*Stated exercise:* The listing below should be written out exactly; please include all of it.

==================================================

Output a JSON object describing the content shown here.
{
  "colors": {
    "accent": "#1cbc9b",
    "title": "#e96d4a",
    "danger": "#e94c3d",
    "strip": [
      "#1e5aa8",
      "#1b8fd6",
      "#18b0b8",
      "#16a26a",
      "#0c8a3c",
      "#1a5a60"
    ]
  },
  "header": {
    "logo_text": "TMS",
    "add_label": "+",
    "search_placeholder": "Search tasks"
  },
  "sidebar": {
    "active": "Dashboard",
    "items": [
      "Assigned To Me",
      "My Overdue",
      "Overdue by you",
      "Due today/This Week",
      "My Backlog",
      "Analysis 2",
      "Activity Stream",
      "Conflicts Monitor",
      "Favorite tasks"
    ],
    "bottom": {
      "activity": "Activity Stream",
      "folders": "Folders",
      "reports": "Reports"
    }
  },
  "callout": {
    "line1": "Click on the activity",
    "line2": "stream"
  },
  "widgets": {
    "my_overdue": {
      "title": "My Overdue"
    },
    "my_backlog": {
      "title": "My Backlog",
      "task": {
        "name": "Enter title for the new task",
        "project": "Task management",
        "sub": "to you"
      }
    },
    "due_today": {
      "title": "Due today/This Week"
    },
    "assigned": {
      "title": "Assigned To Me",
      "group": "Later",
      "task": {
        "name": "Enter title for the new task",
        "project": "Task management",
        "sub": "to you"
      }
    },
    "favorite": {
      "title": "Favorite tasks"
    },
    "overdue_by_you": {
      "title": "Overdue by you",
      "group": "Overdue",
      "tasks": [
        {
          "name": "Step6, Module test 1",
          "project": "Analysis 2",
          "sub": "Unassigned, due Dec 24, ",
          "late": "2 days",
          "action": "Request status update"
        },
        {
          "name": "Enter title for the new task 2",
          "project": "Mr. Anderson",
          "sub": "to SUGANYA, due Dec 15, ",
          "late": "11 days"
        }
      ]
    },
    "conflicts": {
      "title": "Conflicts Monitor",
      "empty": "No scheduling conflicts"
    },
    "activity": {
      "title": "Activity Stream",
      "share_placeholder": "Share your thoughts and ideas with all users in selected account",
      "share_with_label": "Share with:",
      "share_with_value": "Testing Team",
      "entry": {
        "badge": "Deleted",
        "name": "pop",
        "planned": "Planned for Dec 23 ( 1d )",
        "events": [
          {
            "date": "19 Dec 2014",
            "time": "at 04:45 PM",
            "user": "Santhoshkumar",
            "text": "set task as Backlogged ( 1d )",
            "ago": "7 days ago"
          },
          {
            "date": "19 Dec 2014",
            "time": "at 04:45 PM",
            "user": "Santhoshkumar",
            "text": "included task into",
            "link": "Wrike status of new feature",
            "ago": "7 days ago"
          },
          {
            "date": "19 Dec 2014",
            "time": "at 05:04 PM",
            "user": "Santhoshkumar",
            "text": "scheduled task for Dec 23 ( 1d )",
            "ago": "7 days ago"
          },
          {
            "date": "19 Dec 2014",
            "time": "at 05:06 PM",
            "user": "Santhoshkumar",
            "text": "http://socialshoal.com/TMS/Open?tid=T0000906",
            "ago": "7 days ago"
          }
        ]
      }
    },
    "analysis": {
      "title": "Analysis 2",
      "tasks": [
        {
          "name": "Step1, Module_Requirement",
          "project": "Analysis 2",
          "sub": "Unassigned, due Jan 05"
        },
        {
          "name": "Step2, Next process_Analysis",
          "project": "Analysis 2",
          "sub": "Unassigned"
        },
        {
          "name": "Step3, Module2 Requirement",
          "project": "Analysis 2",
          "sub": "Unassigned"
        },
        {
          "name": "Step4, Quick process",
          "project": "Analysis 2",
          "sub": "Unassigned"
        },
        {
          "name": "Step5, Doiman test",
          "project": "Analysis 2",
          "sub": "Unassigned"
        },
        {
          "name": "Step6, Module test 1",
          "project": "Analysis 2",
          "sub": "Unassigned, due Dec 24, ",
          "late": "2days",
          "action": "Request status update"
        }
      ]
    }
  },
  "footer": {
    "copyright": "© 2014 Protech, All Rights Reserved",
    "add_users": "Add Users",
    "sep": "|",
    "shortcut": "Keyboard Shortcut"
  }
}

==================================================

*Solution:*
Output a JSON object describing the content shown here.
{
  "colors": {
    "accent": "#1cbc9b",
    "title": "#e96d4a",
    "danger": "#e94c3d",
    "strip": [
      "#1e5aa8",
      "#1b8fd6",
      "#18b0b8",
      "#16a26a",
      "#0c8a3c",
      "#1a5a60"
    ]
  },
  "header": {
    "logo_text": "TMS",
    "add_label": "+",
    "search_placeholder": "Search tasks"
  },
  "sidebar": {
    "active": "Dashboard",
    "items": [
      "Assigned To Me",
      "My Overdue",
      "Overdue by you",
      "Due today/This Week",
      "My Backlog",
      "Analysis 2",
      "Activity Stream",
      "Conflicts Monitor",
      "Favorite tasks"
    ],
    "bottom": {
      "activity": "Activity Stream",
      "folders": "Folders",
      "reports": "Reports"
    }
  },
  "callout": {
    "line1": "Click on the activity",
    "line2": "stream"
  },
  "widgets": {
    "my_overdue": {
      "title": "My Overdue"
    },
    "my_backlog": {
      "title": "My Backlog",
      "task": {
        "name": "Enter title for the new task",
        "project": "Task management",
        "sub": "to you"
      }
    },
    "due_today": {
      "title": "Due today/This Week"
    },
    "assigned": {
      "title": "Assigned To Me",
      "group": "Later",
      "task": {
        "name": "Enter title for the new task",
        "project": "Task management",
        "sub": "to you"
      }
    },
    "favorite": {
      "title": "Favorite tasks"
    },
    "overdue_by_you": {
      "title": "Overdue by you",
      "group": "Overdue",
      "tasks": [
        {
          "name": "Step6, Module test 1",
          "project": "Analysis 2",
          "sub": "Unassigned, due Dec 24, ",
          "late": "2 days",
          "action": "Request status update"
        },
        {
          "name": "Enter title for the new task 2",
          "project": "Mr. Anderson",
          "sub": "to SUGANYA, due Dec 15, ",
          "late": "11 days"
        }
      ]
    },
    "conflicts": {
      "title": "Conflicts Monitor",
      "empty": "No scheduling conflicts"
    },
    "activity": {
      "title": "Activity Stream",
      "share_placeholder": "Share your thoughts and ideas with all users in selected account",
      "share_with_label": "Share with:",
      "share_with_value": "Testing Team",
      "entry": {
        "badge": "Deleted",
        "name": "pop",
        "planned": "Planned for Dec 23 ( 1d )",
        "events": [
          {
            "date": "19 Dec 2014",
            "time": "at 04:45 PM",
            "user": "Santhoshkumar",
            "text": "set task as Backlogged ( 1d )",
            "ago": "7 days ago"
          },
          {
            "date": "19 Dec 2014",
            "time": "at 04:45 PM",
            "user": "Santhoshkumar",
            "text": "included task into",
            "link": "Wrike status of new feature",
            "ago": "7 days ago"
          },
          {
            "date": "19 Dec 2014",
            "time": "at 05:04 PM",
            "user": "Santhoshkumar",
            "text": "scheduled task for Dec 23 ( 1d )",
            "ago": "7 days ago"
          },
          {
            "date": "19 Dec 2014",
            "time": "at 05:06 PM",
            "user": "Santhoshkumar",
            "text": "http://socialshoal.com/TMS/Open?tid=T0000906",
            "ago": "7 days ago"
          }
        ]
      }
    },
    "analysis": {
      "title": "Analysis 2",
      "tasks": [
        {
          "name": "Step1, Module_Requirement",
          "project": "Analysis 2",
          "sub": "Unassigned, due Jan 05"
        },
        {
          "name": "Step2, Next process_Analysis",
          "project": "Analysis 2",
          "sub": "Unassigned"
        },
        {
          "name": "Step3, Module2 Requirement",
          "project": "Analysis 2",
          "sub": "Unassigned"
        },
        {
          "name": "Step4, Quick process",
          "project": "Analysis 2",
          "sub": "Unassigned"
        },
        {
          "name": "Step5, Doiman test",
          "project": "Analysis 2",
          "sub": "Unassigned"
        },
        {
          "name": "Step6, Module test 1",
          "project": "Analysis 2",
          "sub": "Unassigned, due Dec 24, ",
          "late": "2days",
          "action": "Request status update"
        }
      ]
    }
  },
  "footer": {
    "copyright": "© 2014 Protech, All Rights Reserved",
    "add_users": "Add Users",
    "sep": "|",
    "shortcut": "Keyboard Shortcut"
  }
}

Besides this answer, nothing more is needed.